START RAW RECORDS
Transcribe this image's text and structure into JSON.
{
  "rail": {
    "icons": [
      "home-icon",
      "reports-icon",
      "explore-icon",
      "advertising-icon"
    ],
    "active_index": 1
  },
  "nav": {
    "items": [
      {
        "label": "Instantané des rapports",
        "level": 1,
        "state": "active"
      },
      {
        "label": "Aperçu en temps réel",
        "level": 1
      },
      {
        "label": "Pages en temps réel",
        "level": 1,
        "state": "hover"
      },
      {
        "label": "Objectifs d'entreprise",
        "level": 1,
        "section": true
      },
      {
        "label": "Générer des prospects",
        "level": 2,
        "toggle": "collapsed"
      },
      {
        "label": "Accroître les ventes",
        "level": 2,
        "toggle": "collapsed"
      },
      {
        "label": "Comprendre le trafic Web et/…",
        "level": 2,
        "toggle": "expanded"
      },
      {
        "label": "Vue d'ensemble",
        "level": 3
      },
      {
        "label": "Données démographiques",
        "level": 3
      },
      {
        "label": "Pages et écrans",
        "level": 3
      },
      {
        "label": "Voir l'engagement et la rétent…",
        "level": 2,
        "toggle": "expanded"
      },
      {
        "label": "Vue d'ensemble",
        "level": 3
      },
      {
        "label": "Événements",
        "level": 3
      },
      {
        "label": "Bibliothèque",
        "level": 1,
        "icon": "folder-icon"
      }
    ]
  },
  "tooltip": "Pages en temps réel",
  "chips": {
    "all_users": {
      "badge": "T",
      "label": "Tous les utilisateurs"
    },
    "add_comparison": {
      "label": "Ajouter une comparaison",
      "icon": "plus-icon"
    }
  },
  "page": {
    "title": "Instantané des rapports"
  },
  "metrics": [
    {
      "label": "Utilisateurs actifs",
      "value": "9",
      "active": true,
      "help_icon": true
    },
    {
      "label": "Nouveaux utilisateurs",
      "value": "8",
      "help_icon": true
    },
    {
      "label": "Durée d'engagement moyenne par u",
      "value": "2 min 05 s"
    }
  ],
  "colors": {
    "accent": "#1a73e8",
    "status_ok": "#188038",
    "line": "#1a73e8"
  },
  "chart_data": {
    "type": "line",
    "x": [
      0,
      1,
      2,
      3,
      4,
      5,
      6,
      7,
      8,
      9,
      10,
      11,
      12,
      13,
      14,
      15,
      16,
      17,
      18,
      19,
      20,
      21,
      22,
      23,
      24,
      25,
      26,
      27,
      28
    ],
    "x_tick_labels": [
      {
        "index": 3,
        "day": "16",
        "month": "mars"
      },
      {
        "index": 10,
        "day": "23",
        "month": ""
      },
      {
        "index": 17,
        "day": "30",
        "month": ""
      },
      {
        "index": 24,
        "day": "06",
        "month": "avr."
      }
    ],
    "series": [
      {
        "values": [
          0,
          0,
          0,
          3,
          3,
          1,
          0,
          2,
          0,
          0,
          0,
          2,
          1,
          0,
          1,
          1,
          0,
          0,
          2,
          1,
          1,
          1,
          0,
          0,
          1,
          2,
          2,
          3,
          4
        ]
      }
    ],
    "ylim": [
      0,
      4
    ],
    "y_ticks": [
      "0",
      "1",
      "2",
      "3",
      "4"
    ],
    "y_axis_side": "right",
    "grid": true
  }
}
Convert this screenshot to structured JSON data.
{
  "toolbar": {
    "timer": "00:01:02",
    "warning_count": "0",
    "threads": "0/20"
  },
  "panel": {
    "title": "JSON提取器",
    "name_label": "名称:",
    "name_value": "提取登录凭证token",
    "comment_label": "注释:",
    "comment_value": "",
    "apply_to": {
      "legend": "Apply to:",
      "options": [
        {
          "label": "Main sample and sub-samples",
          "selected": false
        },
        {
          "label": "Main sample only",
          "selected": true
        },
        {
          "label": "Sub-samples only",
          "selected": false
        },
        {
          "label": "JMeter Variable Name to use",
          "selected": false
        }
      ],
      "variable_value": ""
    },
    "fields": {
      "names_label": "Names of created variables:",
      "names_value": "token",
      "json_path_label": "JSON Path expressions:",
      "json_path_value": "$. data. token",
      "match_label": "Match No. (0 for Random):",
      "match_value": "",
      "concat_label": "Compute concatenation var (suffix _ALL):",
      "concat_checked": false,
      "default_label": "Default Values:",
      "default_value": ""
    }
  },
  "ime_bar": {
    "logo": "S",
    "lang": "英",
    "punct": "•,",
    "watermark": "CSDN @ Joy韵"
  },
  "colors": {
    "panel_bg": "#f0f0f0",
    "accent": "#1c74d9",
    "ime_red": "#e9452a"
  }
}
END RAW RECORDS
**EXERCISE OBJECTIVE**:
Copy the material above verbatim.

**WRITTEN RESPONSE**:
Transcribe this image's text and structure into JSON.
{
  "rail": {
    "icons": [
      "home-icon",
      "reports-icon",
      "explore-icon",
      "advertising-icon"
    ],
    "active_index": 1
  },
  "nav": {
    "items": [
      {
        "label": "Instantané des rapports",
        "level": 1,
        "state": "active"
      },
      {
        "label": "Aperçu en temps réel",
        "level": 1
      },
      {
        "label": "Pages en temps réel",
        "level": 1,
        "state": "hover"
      },
      {
        "label": "Objectifs d'entreprise",
        "level": 1,
        "section": true
      },
      {
        "label": "Générer des prospects",
        "level": 2,
        "toggle": "collapsed"
      },
      {
        "label": "Accroître les ventes",
        "level": 2,
        "toggle": "collapsed"
      },
      {
        "label": "Comprendre le trafic Web et/…",
        "level": 2,
        "toggle": "expanded"
      },
      {
        "label": "Vue d'ensemble",
        "level": 3
      },
      {
        "label": "Données démographiques",
        "level": 3
      },
      {
        "label": "Pages et écrans",
        "level": 3
      },
      {
        "label": "Voir l'engagement et la rétent…",
        "level": 2,
        "toggle": "expanded"
      },
      {
        "label": "Vue d'ensemble",
        "level": 3
      },
      {
        "label": "Événements",
        "level": 3
      },
      {
        "label": "Bibliothèque",
        "level": 1,
        "icon": "folder-icon"
      }
    ]
  },
  "tooltip": "Pages en temps réel",
  "chips": {
    "all_users": {
      "badge": "T",
      "label": "Tous les utilisateurs"
    },
    "add_comparison": {
      "label": "Ajouter une comparaison",
      "icon": "plus-icon"
    }
  },
  "page": {
    "title": "Instantané des rapports"
  },
  "metrics": [
    {
      "label": "Utilisateurs actifs",
      "value": "9",
      "active": true,
      "help_icon": true
    },
    {
      "label": "Nouveaux utilisateurs",
      "value": "8",
      "help_icon": true
    },
    {
      "label": "Durée d'engagement moyenne par u",
      "value": "2 min 05 s"
    }
  ],
  "colors": {
    "accent": "#1a73e8",
    "status_ok": "#188038",
    "line": "#1a73e8"
  },
  "chart_data": {
    "type": "line",
    "x": [
      0,
      1,
      2,
      3,
      4,
      5,
      6,
      7,
      8,
      9,
      10,
      11,
      12,
      13,
      14,
      15,
      16,
      17,
      18,
      19,
      20,
      21,
      22,
      23,
      24,
      25,
      26,
      27,
      28
    ],
    "x_tick_labels": [
      {
        "index": 3,
        "day": "16",
        "month": "mars"
      },
      {
        "index": 10,
        "day": "23",
        "month": ""
      },
      {
        "index": 17,
        "day": "30",
        "month": ""
      },
      {
        "index": 24,
        "day": "06",
        "month": "avr."
      }
    ],
    "series": [
      {
        "values": [
          0,
          0,
          0,
          3,
          3,
          1,
          0,
          2,
          0,
          0,
          0,
          2,
          1,
          0,
          1,
          1,
          0,
          0,
          2,
          1,
          1,
          1,
          0,
          0,
          1,
          2,
          2,
          3,
          4
        ]
      }
    ],
    "ylim": [
      0,
      4
    ],
    "y_ticks": [
      "0",
      "1",
      "2",
      "3",
      "4"
    ],
    "y_axis_side": "right",
    "grid": true
  }
}
Convert this screenshot to structured JSON data.
{
  "toolbar": {
    "timer": "00:01:02",
    "warning_count": "0",
    "threads": "0/20"
  },
  "panel": {
    "title": "JSON提取器",
    "name_label": "名称:",
    "name_value": "提取登录凭证token",
    "comment_label": "注释:",
    "comment_value": "",
    "apply_to": {
      "legend": "Apply to:",
      "options": [
        {
          "label": "Main sample and sub-samples",
          "selected": false
        },
        {
          "label": "Main sample only",
          "selected": true
        },
        {
          "label": "Sub-samples only",
          "selected": false
        },
        {
          "label": "JMeter Variable Name to use",
          "selected": false
        }
      ],
      "variable_value": ""
    },
    "fields": {
      "names_label": "Names of created variables:",
      "names_value": "token",
      "json_path_label": "JSON Path expressions:",
      "json_path_value": "$. data. token",
      "match_label": "Match No. (0 for Random):",
      "match_value": "",
      "concat_label": "Compute concatenation var (suffix _ALL):",
      "concat_checked": false,
      "default_label": "Default Values:",
      "default_value": ""
    }
  },
  "ime_bar": {
    "logo": "S",
    "lang": "英",
    "punct": "•,",
    "watermark": "CSDN @ Joy韵"
  },
  "colors": {
    "panel_bg": "#f0f0f0",
    "accent": "#1c74d9",
    "ime_red": "#e9452a"
  }
}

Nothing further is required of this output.